Set exercise
Go through the records underneath and count the lines that include the string "text". Give nothing but the number.

(Saved entries)
-- Start --
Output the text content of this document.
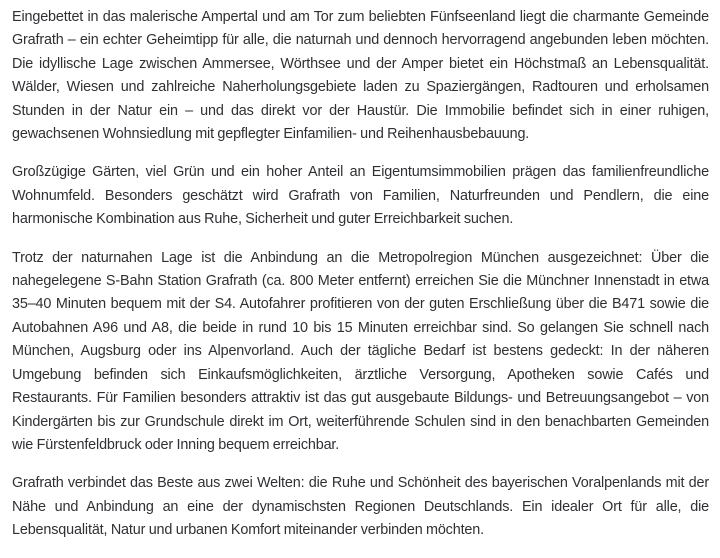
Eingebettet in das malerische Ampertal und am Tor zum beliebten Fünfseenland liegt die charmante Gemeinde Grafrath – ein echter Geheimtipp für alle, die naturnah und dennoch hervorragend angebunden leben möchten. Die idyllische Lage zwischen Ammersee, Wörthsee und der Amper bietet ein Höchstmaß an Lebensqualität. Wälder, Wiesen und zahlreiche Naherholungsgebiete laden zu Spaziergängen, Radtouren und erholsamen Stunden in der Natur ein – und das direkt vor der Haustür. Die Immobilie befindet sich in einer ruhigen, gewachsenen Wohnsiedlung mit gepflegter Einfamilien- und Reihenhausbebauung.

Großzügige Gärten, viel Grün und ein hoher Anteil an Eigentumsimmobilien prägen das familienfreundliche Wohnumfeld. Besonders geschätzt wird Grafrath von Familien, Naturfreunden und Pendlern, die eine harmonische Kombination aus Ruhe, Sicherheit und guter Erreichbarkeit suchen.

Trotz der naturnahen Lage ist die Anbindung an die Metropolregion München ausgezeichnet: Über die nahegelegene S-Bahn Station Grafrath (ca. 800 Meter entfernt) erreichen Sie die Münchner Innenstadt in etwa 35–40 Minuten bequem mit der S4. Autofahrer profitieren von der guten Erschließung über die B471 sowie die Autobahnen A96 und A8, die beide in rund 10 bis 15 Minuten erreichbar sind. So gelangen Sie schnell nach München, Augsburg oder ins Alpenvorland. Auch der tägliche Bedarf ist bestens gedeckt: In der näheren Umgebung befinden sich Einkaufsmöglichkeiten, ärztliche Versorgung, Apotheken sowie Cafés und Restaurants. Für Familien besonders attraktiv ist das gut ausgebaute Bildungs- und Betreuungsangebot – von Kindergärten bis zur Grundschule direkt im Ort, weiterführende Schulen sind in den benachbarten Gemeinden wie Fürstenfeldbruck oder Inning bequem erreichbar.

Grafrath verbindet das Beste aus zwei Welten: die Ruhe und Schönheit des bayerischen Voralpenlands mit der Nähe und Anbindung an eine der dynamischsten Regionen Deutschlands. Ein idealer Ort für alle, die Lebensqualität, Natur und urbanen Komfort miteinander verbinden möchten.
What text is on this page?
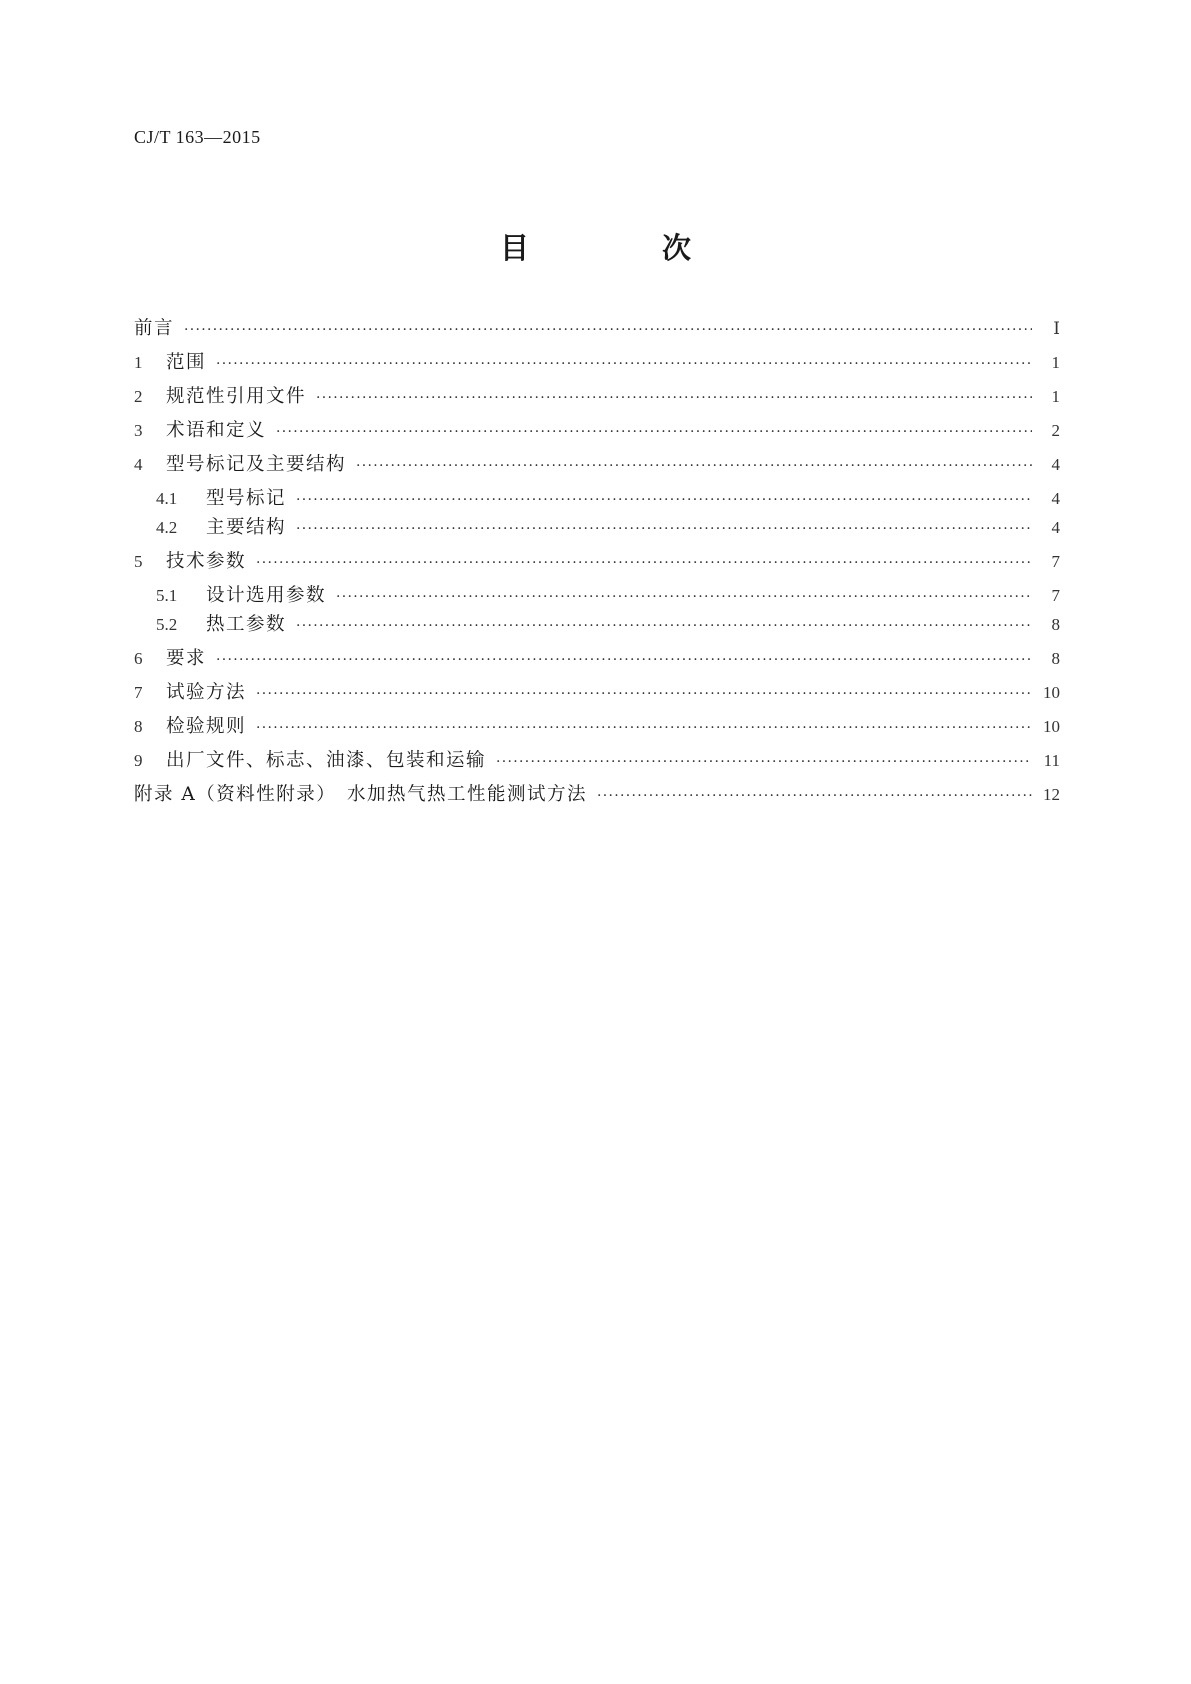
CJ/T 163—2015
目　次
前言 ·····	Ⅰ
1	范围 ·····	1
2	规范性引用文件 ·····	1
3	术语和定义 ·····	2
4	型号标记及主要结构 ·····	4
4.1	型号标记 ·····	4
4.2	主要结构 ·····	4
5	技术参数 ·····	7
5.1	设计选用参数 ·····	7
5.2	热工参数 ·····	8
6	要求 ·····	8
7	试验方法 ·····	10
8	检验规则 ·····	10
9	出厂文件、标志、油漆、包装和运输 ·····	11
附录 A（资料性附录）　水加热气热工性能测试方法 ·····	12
-- End --
The completed task
2